-- START OF Material provided --
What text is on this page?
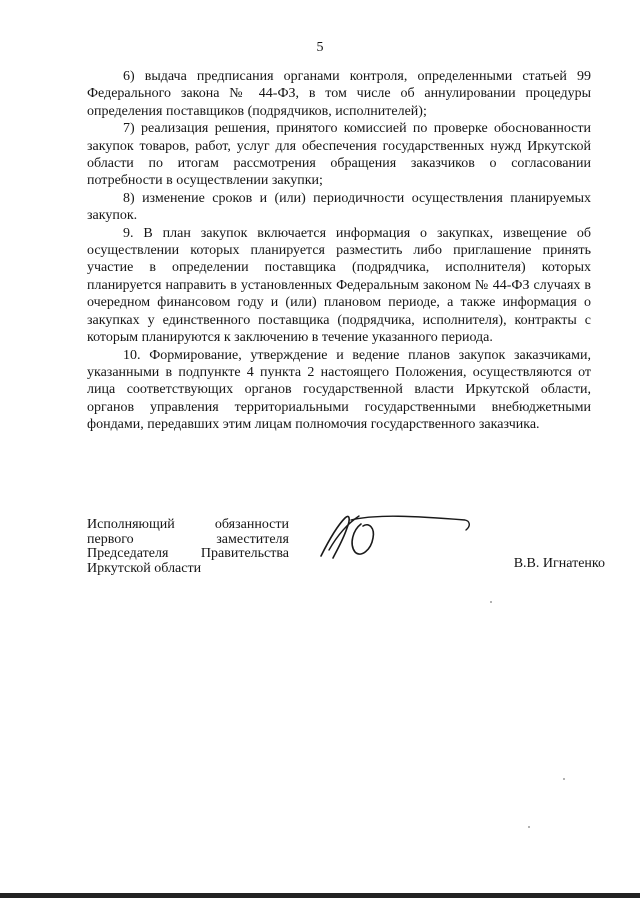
5

6) выдача предписания органами контроля, определенными статьей 99 Федерального закона № 44-ФЗ, в том числе об аннулировании процедуры определения поставщиков (подрядчиков, исполнителей);

7) реализация решения, принятого комиссией по проверке обоснованности закупок товаров, работ, услуг для обеспечения государственных нужд Иркутской области по итогам рассмотрения обращения заказчиков о согласовании потребности в осуществлении закупки;

8) изменение сроков и (или) периодичности осуществления планируемых закупок.

9. В план закупок включается информация о закупках, извещение об осуществлении которых планируется разместить либо приглашение принять участие в определении поставщика (подрядчика, исполнителя) которых планируется направить в установленных Федеральным законом № 44-ФЗ случаях в очередном финансовом году и (или) плановом периоде, а также информация о закупках у единственного поставщика (подрядчика, исполнителя), контракты с которым планируются к заключению в течение указанного периода.

10. Формирование, утверждение и ведение планов закупок заказчиками, указанными в подпункте 4 пункта 2 настоящего Положения, осуществляются от лица соответствующих органов государственной власти Иркутской области, органов управления территориальными государственными внебюджетными фондами, передавших этим лицам полномочия государственного заказчика.

Исполняющий обязанности
первого заместителя
Председателя Правительства
Иркутской области	В.В. Игнатенко
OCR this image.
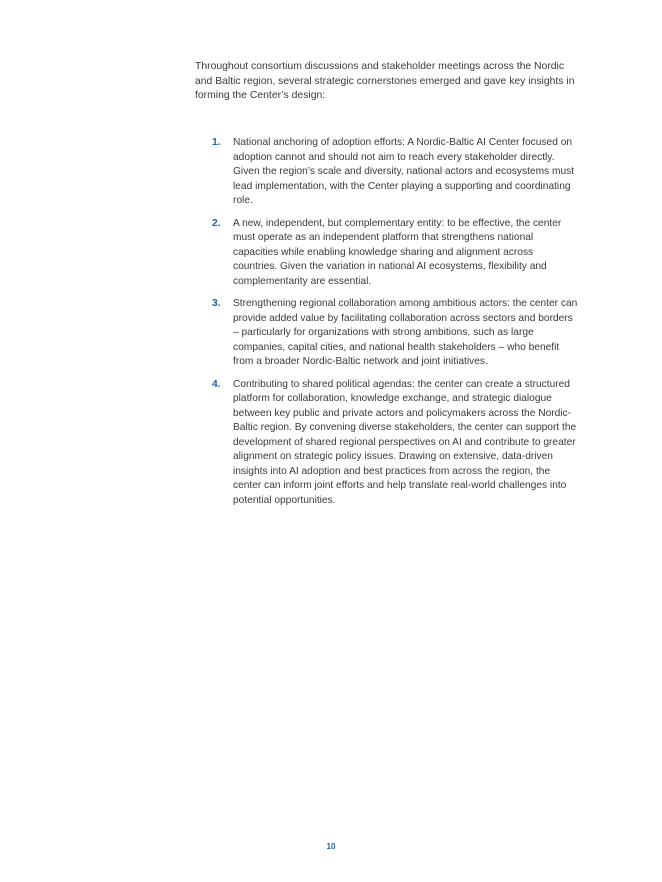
Throughout consortium discussions and stakeholder meetings across the Nordic and Baltic region, several strategic cornerstones emerged and gave key insights in forming the Center’s design:

1.	National anchoring of adoption efforts: A Nordic-Baltic AI Center focused on adoption cannot and should not aim to reach every stakeholder directly. Given the region’s scale and diversity, national actors and ecosystems must lead implementation, with the Center playing a supporting and coordinating role.
2.	A new, independent, but complementary entity: to be effective, the center must operate as an independent platform that strengthens national capacities while enabling knowledge sharing and alignment across countries. Given the variation in national AI ecosystems, flexibility and complementarity are essential.
3.	Strengthening regional collaboration among ambitious actors: the center can provide added value by facilitating collaboration across sectors and borders – particularly for organizations with strong ambitions, such as large companies, capital cities, and national health stakeholders – who benefit from a broader Nordic-Baltic network and joint initiatives.
4.	Contributing to shared political agendas: the center can create a structured platform for collaboration, knowledge exchange, and strategic dialogue between key public and private actors and policymakers across the Nordic-Baltic region. By convening diverse stakeholders, the center can support the development of shared regional perspectives on AI and contribute to greater alignment on strategic policy issues. Drawing on extensive, data-driven insights into AI adoption and best practices from across the region, the center can inform joint efforts and help translate real-world challenges into potential opportunities.
10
-- END OF Material provided --
# Problem to solve
Omit the pictures, then output the rest of the listing exactly.

# Task response
What text is on this page?
5

6) выдача предписания органами контроля, определенными статьей 99 Федерального закона № 44-ФЗ, в том числе об аннулировании процедуры определения поставщиков (подрядчиков, исполнителей);

7) реализация решения, принятого комиссией по проверке обоснованности закупок товаров, работ, услуг для обеспечения государственных нужд Иркутской области по итогам рассмотрения обращения заказчиков о согласовании потребности в осуществлении закупки;

8) изменение сроков и (или) периодичности осуществления планируемых закупок.

9. В план закупок включается информация о закупках, извещение об осуществлении которых планируется разместить либо приглашение принять участие в определении поставщика (подрядчика, исполнителя) которых планируется направить в установленных Федеральным законом № 44-ФЗ случаях в очередном финансовом году и (или) плановом периоде, а также информация о закупках у единственного поставщика (подрядчика, исполнителя), контракты с которым планируются к заключению в течение указанного периода.

10. Формирование, утверждение и ведение планов закупок заказчиками, указанными в подпункте 4 пункта 2 настоящего Положения, осуществляются от лица соответствующих органов государственной власти Иркутской области, органов управления территориальными государственными внебюджетными фондами, передавших этим лицам полномочия государственного заказчика.

Исполняющий обязанности
первого заместителя
Председателя Правительства
Иркутской области	В.В. Игнатенко
OCR this image.
Throughout consortium discussions and stakeholder meetings across the Nordic and Baltic region, several strategic cornerstones emerged and gave key insights in forming the Center’s design:

1.	National anchoring of adoption efforts: A Nordic-Baltic AI Center focused on adoption cannot and should not aim to reach every stakeholder directly. Given the region’s scale and diversity, national actors and ecosystems must lead implementation, with the Center playing a supporting and coordinating role.
2.	A new, independent, but complementary entity: to be effective, the center must operate as an independent platform that strengthens national capacities while enabling knowledge sharing and alignment across countries. Given the variation in national AI ecosystems, flexibility and complementarity are essential.
3.	Strengthening regional collaboration among ambitious actors: the center can provide added value by facilitating collaboration across sectors and borders – particularly for organizations with strong ambitions, such as large companies, capital cities, and national health stakeholders – who benefit from a broader Nordic-Baltic network and joint initiatives.
4.	Contributing to shared political agendas: the center can create a structured platform for collaboration, knowledge exchange, and strategic dialogue between key public and private actors and policymakers across the Nordic-Baltic region. By convening diverse stakeholders, the center can support the development of shared regional perspectives on AI and contribute to greater alignment on strategic policy issues. Drawing on extensive, data-driven insights into AI adoption and best practices from across the region, the center can inform joint efforts and help translate real-world challenges into potential opportunities.
10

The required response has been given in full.